• Stated exercise: Of the lines in the listing, how many include the string "color"? Write the number and nothing else.

• Provided records:
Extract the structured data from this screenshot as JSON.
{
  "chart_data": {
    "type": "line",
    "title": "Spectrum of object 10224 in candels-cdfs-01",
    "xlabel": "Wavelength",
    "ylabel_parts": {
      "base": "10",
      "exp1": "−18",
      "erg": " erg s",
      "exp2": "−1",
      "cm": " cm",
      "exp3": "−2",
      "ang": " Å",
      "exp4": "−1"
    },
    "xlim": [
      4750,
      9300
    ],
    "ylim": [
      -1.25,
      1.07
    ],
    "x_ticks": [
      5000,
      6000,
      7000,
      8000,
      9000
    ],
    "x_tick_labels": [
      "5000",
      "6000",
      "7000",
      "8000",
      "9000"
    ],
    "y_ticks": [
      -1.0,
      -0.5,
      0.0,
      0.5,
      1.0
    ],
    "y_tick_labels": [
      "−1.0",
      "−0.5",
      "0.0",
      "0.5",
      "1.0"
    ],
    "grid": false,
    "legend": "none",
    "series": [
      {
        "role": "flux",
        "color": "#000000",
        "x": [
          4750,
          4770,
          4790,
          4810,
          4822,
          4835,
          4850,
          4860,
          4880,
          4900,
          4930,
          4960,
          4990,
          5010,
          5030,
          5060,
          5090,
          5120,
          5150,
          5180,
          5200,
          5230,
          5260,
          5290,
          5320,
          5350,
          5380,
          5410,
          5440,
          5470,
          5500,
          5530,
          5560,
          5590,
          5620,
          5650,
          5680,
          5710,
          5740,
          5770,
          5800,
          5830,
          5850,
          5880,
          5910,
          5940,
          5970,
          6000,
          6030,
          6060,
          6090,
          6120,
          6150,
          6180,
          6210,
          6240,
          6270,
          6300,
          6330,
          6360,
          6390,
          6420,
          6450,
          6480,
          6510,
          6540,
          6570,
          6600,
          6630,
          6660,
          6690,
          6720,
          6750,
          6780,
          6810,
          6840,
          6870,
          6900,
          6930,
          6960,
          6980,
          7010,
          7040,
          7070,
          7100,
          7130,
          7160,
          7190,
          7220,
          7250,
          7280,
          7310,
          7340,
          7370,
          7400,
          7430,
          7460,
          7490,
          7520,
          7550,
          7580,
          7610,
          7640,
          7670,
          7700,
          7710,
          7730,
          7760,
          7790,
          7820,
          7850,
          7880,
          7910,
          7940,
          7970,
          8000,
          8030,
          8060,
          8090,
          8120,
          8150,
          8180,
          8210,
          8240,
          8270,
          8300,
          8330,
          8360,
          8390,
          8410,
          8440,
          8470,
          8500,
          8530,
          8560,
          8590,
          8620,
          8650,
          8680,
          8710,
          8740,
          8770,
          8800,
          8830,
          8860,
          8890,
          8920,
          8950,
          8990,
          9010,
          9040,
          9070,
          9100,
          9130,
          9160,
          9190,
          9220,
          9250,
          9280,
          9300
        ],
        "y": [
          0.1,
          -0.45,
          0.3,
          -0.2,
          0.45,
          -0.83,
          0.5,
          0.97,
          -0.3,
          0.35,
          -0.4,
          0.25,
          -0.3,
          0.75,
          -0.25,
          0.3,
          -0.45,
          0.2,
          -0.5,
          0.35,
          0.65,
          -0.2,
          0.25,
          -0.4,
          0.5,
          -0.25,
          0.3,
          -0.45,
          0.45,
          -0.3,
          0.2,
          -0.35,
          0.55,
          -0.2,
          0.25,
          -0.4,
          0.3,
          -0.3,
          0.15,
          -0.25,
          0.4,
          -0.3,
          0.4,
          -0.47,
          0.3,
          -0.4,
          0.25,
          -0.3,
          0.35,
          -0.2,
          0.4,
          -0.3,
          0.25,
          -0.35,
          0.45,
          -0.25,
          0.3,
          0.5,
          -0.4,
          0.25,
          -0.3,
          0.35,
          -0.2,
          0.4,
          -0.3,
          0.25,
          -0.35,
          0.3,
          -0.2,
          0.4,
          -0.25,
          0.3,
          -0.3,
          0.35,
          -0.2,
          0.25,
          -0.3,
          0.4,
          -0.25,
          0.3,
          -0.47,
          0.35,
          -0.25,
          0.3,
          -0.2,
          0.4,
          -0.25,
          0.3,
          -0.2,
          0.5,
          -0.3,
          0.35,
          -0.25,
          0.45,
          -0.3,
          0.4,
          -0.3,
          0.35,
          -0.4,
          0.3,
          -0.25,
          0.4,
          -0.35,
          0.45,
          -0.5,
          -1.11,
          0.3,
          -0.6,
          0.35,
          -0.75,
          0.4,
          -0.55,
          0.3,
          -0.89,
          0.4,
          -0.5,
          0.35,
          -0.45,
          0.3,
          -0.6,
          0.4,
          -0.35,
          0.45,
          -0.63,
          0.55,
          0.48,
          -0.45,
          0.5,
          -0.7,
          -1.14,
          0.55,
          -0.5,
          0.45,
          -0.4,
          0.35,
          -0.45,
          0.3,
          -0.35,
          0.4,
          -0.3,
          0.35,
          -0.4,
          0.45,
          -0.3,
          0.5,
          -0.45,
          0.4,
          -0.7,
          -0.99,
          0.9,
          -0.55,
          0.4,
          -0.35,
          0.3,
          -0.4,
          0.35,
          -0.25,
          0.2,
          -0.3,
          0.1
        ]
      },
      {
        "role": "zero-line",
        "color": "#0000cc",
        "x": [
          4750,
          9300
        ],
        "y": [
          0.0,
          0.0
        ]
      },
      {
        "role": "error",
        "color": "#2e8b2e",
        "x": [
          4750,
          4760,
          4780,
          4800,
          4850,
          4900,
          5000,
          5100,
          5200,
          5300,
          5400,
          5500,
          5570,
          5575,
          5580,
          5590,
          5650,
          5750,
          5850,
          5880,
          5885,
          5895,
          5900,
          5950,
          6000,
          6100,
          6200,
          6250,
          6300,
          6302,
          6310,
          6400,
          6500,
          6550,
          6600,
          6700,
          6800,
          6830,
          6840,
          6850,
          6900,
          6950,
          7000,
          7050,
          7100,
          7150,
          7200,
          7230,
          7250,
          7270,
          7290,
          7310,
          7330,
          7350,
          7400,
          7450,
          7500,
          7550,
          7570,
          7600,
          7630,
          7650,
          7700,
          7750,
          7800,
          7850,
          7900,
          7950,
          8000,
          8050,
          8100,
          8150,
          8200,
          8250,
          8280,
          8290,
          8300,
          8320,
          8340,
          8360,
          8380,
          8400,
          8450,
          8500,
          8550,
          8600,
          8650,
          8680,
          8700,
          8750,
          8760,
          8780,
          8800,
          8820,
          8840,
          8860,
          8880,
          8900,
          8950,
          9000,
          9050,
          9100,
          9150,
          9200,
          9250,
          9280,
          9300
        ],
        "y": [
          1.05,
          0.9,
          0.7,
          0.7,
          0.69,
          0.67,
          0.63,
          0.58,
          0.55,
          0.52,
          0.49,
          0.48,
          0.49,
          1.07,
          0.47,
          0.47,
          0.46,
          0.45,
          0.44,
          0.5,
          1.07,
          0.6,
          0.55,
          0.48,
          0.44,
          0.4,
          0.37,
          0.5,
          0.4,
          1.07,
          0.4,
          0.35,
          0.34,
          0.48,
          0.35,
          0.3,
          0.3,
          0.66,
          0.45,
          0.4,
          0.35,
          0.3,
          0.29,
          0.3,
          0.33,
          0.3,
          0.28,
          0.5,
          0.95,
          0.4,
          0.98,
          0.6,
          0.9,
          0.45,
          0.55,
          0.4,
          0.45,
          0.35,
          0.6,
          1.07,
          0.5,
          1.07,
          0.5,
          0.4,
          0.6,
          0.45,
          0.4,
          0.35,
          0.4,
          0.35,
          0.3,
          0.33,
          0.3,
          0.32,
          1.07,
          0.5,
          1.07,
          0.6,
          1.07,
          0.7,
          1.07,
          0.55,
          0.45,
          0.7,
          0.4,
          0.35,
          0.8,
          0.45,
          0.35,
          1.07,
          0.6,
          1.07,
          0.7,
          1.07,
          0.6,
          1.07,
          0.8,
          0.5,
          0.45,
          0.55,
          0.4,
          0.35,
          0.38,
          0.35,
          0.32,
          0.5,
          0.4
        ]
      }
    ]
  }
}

• Expected output: 3